• **SHORT TASK**
Reproduce every line of the items below verbatim, omitting the pictures from your answer.

Element and coordinate records
────────────────────────────────────────

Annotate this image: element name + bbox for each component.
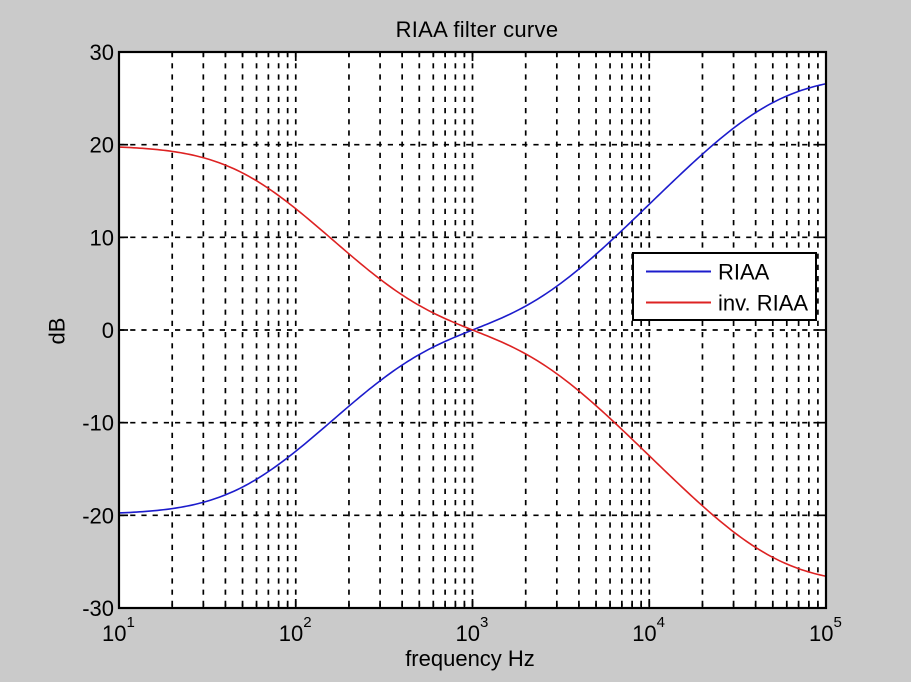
svg-text:30: 30 bbox=[90, 40, 114, 65]
svg-text:RIAA filter curve: RIAA filter curve bbox=[396, 17, 559, 42]
svg-text:-30: -30 bbox=[82, 596, 114, 621]
svg-text:10: 10 bbox=[90, 225, 114, 250]
svg-text:-20: -20 bbox=[82, 503, 114, 528]
svg-text:inv. RIAA: inv. RIAA bbox=[718, 291, 808, 316]
svg-text:0: 0 bbox=[102, 318, 114, 343]
svg-text:20: 20 bbox=[90, 133, 114, 158]
svg-text:dB: dB bbox=[45, 318, 70, 345]
svg-text:-10: -10 bbox=[82, 411, 114, 436]
svg-text:RIAA: RIAA bbox=[718, 260, 770, 285]
svg-text:frequency Hz: frequency Hz bbox=[405, 646, 535, 671]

────────────────────────────────────────

• **WORKED SOLUTION**
Annotate this image: element name + bbox for each component.
svg-text:30: 30 bbox=[90, 40, 114, 65]
svg-text:RIAA filter curve: RIAA filter curve bbox=[396, 17, 559, 42]
svg-text:-30: -30 bbox=[82, 596, 114, 621]
svg-text:10: 10 bbox=[90, 225, 114, 250]
svg-text:-20: -20 bbox=[82, 503, 114, 528]
svg-text:inv. RIAA: inv. RIAA bbox=[718, 291, 808, 316]
svg-text:0: 0 bbox=[102, 318, 114, 343]
svg-text:20: 20 bbox=[90, 133, 114, 158]
svg-text:dB: dB bbox=[45, 318, 70, 345]
svg-text:-10: -10 bbox=[82, 411, 114, 436]
svg-text:RIAA: RIAA bbox=[718, 260, 770, 285]
svg-text:frequency Hz: frequency Hz bbox=[405, 646, 535, 671]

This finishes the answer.